_Data entries_
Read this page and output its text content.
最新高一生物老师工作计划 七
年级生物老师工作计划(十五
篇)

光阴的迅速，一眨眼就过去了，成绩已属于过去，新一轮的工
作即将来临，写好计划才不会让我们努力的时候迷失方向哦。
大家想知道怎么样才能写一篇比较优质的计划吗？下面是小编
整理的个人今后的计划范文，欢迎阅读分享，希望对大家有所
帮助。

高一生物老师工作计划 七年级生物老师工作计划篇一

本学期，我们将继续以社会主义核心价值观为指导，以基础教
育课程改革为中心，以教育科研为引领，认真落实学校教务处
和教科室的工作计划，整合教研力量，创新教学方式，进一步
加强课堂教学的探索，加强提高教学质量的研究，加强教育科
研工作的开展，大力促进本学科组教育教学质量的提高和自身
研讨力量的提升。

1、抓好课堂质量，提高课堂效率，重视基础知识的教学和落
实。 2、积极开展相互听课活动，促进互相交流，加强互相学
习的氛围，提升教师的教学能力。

_Given exercise_
Make an exact copy of all the data.

_Full output_
Read this page and output its text content.
最新高一生物老师工作计划 七
年级生物老师工作计划(十五
篇)

光阴的迅速，一眨眼就过去了，成绩已属于过去，新一轮的工
作即将来临，写好计划才不会让我们努力的时候迷失方向哦。
大家想知道怎么样才能写一篇比较优质的计划吗？下面是小编
整理的个人今后的计划范文，欢迎阅读分享，希望对大家有所
帮助。

高一生物老师工作计划 七年级生物老师工作计划篇一

本学期，我们将继续以社会主义核心价值观为指导，以基础教
育课程改革为中心，以教育科研为引领，认真落实学校教务处
和教科室的工作计划，整合教研力量，创新教学方式，进一步
加强课堂教学的探索，加强提高教学质量的研究，加强教育科
研工作的开展，大力促进本学科组教育教学质量的提高和自身
研讨力量的提升。

1、抓好课堂质量，提高课堂效率，重视基础知识的教学和落
实。 2、积极开展相互听课活动，促进互相交流，加强互相学
习的氛围，提升教师的教学能力。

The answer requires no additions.